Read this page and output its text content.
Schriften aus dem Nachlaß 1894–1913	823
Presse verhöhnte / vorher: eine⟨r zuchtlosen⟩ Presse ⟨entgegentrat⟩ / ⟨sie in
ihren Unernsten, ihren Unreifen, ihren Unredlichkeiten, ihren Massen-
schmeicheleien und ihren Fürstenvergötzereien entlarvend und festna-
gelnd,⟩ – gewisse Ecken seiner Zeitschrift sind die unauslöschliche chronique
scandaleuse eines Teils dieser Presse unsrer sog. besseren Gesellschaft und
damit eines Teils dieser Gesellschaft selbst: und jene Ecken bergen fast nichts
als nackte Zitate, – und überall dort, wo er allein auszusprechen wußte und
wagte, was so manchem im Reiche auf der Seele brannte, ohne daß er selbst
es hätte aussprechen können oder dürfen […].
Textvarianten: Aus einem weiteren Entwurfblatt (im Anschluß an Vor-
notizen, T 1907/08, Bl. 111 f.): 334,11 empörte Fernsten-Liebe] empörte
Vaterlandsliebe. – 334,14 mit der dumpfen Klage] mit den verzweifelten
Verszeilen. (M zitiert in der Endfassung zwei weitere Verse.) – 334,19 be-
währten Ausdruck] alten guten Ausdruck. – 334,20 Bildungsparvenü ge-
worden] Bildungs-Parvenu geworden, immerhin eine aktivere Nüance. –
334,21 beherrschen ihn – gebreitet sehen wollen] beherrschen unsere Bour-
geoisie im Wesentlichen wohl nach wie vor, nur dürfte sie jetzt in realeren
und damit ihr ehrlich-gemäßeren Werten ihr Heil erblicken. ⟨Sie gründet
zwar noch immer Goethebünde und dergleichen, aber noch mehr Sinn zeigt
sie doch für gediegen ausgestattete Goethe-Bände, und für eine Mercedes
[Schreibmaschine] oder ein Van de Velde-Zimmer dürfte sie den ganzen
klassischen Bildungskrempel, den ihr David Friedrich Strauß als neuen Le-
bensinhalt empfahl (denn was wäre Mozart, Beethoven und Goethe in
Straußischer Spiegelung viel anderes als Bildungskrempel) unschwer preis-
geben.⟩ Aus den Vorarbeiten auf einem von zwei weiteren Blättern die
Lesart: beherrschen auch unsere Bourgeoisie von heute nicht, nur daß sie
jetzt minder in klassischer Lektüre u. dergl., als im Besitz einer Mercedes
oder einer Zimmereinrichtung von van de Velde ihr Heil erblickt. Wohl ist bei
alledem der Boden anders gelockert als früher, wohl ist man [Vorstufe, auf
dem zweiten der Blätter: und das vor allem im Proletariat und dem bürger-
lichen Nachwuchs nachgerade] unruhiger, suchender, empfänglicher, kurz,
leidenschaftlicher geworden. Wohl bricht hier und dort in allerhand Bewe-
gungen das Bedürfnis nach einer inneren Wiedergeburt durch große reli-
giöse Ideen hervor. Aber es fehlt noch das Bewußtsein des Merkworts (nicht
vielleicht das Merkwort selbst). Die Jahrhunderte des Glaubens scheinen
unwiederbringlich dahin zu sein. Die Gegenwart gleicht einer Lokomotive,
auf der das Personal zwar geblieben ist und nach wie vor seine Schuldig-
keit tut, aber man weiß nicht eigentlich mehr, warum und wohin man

- Written instruction -
All lines of the data above that include the word "Bildungskrempel" must be shown.

- Written answer -
klassischen Bildungskrempel, den ihr David Friedrich Strauß als neuen Le-
Straußischer Spiegelung viel anderes als Bildungskrempel) unschwer preis-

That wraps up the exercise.